Problem: Exactly reproduce the entries, dropping any pictures from your copy.

┌─ Records for processing

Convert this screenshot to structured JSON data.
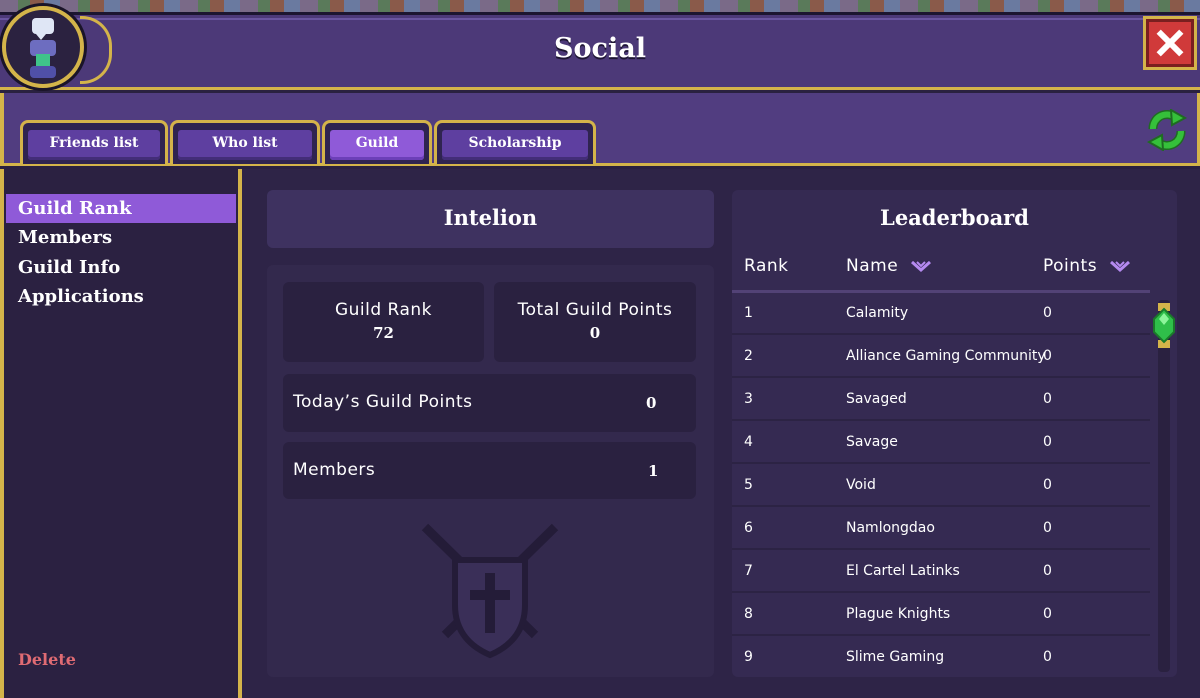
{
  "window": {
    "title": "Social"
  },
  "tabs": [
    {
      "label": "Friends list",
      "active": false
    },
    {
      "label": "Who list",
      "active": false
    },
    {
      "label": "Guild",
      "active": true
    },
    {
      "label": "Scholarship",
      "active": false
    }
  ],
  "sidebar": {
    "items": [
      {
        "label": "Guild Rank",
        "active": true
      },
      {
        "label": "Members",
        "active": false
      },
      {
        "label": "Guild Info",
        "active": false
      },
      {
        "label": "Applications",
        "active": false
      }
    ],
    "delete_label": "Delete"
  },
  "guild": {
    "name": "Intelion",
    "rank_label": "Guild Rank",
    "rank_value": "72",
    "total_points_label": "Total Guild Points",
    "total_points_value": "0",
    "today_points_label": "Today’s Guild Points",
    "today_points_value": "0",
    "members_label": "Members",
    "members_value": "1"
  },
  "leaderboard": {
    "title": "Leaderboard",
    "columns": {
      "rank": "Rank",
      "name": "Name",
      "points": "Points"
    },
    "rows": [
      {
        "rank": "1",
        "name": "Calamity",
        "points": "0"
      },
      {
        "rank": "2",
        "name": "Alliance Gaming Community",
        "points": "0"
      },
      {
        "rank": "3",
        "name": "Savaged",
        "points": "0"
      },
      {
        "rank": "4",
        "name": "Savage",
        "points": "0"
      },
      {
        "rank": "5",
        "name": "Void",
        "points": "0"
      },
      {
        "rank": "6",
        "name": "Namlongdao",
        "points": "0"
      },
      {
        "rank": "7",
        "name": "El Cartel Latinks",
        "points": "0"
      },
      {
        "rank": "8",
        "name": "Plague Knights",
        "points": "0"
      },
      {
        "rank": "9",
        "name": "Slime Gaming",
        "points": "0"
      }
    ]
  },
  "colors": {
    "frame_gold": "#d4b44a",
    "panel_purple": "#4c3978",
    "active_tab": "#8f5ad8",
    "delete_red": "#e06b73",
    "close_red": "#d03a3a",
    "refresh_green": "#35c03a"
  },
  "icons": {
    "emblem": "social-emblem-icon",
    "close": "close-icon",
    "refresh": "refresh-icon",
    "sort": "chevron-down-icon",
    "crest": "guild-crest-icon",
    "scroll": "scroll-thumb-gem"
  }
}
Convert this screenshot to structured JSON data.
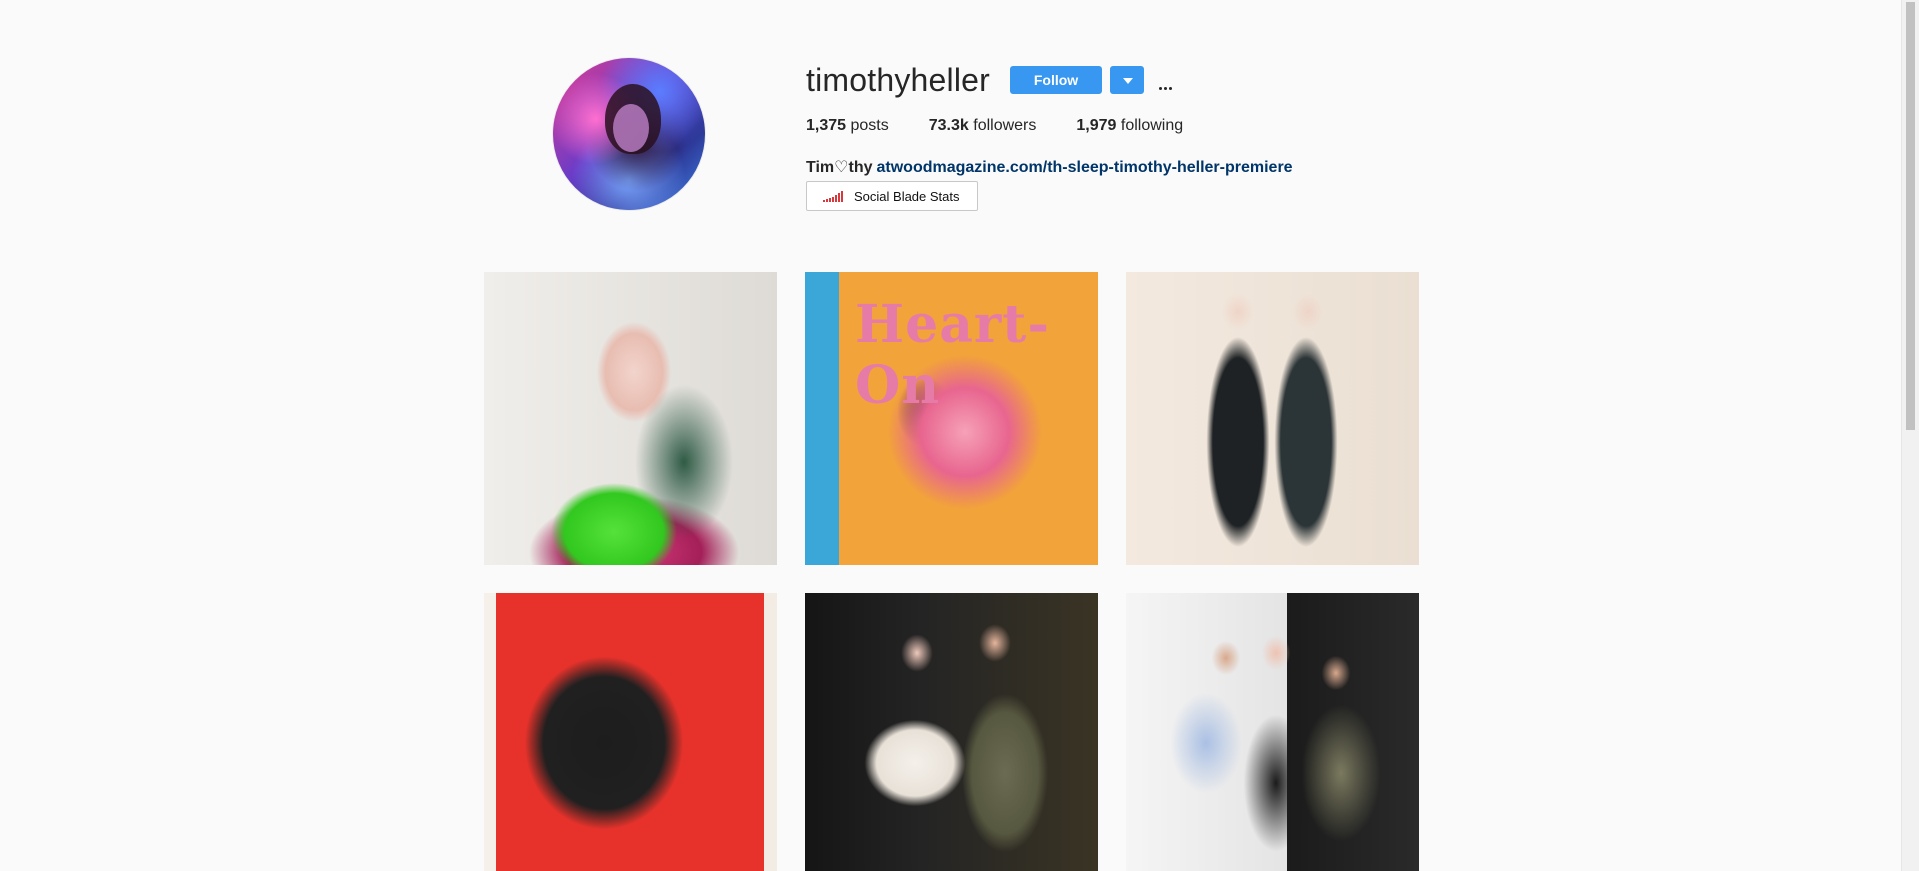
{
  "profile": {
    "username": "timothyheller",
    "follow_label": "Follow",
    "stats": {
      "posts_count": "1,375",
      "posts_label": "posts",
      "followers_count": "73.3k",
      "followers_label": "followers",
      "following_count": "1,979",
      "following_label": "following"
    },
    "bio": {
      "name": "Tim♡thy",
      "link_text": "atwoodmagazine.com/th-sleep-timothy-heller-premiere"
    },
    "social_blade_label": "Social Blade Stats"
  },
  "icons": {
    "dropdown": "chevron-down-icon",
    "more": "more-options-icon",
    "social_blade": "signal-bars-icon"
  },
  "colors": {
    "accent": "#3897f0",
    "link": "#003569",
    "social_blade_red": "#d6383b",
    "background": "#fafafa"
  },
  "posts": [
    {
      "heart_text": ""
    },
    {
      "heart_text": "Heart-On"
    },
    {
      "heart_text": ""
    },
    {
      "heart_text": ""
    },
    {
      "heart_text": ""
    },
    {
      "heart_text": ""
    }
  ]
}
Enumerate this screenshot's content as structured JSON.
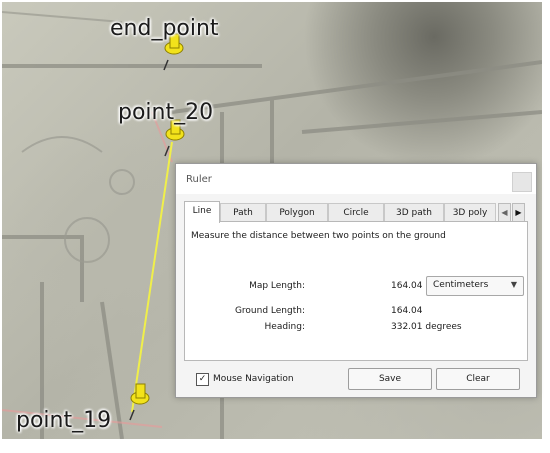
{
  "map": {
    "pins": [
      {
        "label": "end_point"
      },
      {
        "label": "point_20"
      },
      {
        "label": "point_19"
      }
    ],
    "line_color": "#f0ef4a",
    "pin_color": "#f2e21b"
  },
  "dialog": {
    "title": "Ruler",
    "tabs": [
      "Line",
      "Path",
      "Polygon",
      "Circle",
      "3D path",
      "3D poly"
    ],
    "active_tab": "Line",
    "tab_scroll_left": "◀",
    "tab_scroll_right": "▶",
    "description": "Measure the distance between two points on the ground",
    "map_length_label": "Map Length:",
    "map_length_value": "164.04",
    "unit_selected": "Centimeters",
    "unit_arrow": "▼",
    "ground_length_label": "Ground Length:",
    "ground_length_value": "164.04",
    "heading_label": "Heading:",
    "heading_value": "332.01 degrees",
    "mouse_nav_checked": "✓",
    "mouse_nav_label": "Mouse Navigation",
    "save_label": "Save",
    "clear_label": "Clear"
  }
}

└─

Expected answer:
Convert this screenshot to structured JSON data.
{
  "window": {
    "title": "Social"
  },
  "tabs": [
    {
      "label": "Friends list",
      "active": false
    },
    {
      "label": "Who list",
      "active": false
    },
    {
      "label": "Guild",
      "active": true
    },
    {
      "label": "Scholarship",
      "active": false
    }
  ],
  "sidebar": {
    "items": [
      {
        "label": "Guild Rank",
        "active": true
      },
      {
        "label": "Members",
        "active": false
      },
      {
        "label": "Guild Info",
        "active": false
      },
      {
        "label": "Applications",
        "active": false
      }
    ],
    "delete_label": "Delete"
  },
  "guild": {
    "name": "Intelion",
    "rank_label": "Guild Rank",
    "rank_value": "72",
    "total_points_label": "Total Guild Points",
    "total_points_value": "0",
    "today_points_label": "Today’s Guild Points",
    "today_points_value": "0",
    "members_label": "Members",
    "members_value": "1"
  },
  "leaderboard": {
    "title": "Leaderboard",
    "columns": {
      "rank": "Rank",
      "name": "Name",
      "points": "Points"
    },
    "rows": [
      {
        "rank": "1",
        "name": "Calamity",
        "points": "0"
      },
      {
        "rank": "2",
        "name": "Alliance Gaming Community",
        "points": "0"
      },
      {
        "rank": "3",
        "name": "Savaged",
        "points": "0"
      },
      {
        "rank": "4",
        "name": "Savage",
        "points": "0"
      },
      {
        "rank": "5",
        "name": "Void",
        "points": "0"
      },
      {
        "rank": "6",
        "name": "Namlongdao",
        "points": "0"
      },
      {
        "rank": "7",
        "name": "El Cartel Latinks",
        "points": "0"
      },
      {
        "rank": "8",
        "name": "Plague Knights",
        "points": "0"
      },
      {
        "rank": "9",
        "name": "Slime Gaming",
        "points": "0"
      }
    ]
  },
  "colors": {
    "frame_gold": "#d4b44a",
    "panel_purple": "#4c3978",
    "active_tab": "#8f5ad8",
    "delete_red": "#e06b73",
    "close_red": "#d03a3a",
    "refresh_green": "#35c03a"
  },
  "icons": {
    "emblem": "social-emblem-icon",
    "close": "close-icon",
    "refresh": "refresh-icon",
    "sort": "chevron-down-icon",
    "crest": "guild-crest-icon",
    "scroll": "scroll-thumb-gem"
  }
}
Convert this screenshot to structured JSON data.
{
  "profile": {
    "username": "timothyheller",
    "follow_label": "Follow",
    "stats": {
      "posts_count": "1,375",
      "posts_label": "posts",
      "followers_count": "73.3k",
      "followers_label": "followers",
      "following_count": "1,979",
      "following_label": "following"
    },
    "bio": {
      "name": "Tim♡thy",
      "link_text": "atwoodmagazine.com/th-sleep-timothy-heller-premiere"
    },
    "social_blade_label": "Social Blade Stats"
  },
  "icons": {
    "dropdown": "chevron-down-icon",
    "more": "more-options-icon",
    "social_blade": "signal-bars-icon"
  },
  "colors": {
    "accent": "#3897f0",
    "link": "#003569",
    "social_blade_red": "#d6383b",
    "background": "#fafafa"
  },
  "posts": [
    {
      "heart_text": ""
    },
    {
      "heart_text": "Heart-On"
    },
    {
      "heart_text": ""
    },
    {
      "heart_text": ""
    },
    {
      "heart_text": ""
    },
    {
      "heart_text": ""
    }
  ]
}
Enumerate this screenshot's content as structured JSON.
{
  "map": {
    "pins": [
      {
        "label": "end_point"
      },
      {
        "label": "point_20"
      },
      {
        "label": "point_19"
      }
    ],
    "line_color": "#f0ef4a",
    "pin_color": "#f2e21b"
  },
  "dialog": {
    "title": "Ruler",
    "tabs": [
      "Line",
      "Path",
      "Polygon",
      "Circle",
      "3D path",
      "3D poly"
    ],
    "active_tab": "Line",
    "tab_scroll_left": "◀",
    "tab_scroll_right": "▶",
    "description": "Measure the distance between two points on the ground",
    "map_length_label": "Map Length:",
    "map_length_value": "164.04",
    "unit_selected": "Centimeters",
    "unit_arrow": "▼",
    "ground_length_label": "Ground Length:",
    "ground_length_value": "164.04",
    "heading_label": "Heading:",
    "heading_value": "332.01 degrees",
    "mouse_nav_checked": "✓",
    "mouse_nav_label": "Mouse Navigation",
    "save_label": "Save",
    "clear_label": "Clear"
  }
}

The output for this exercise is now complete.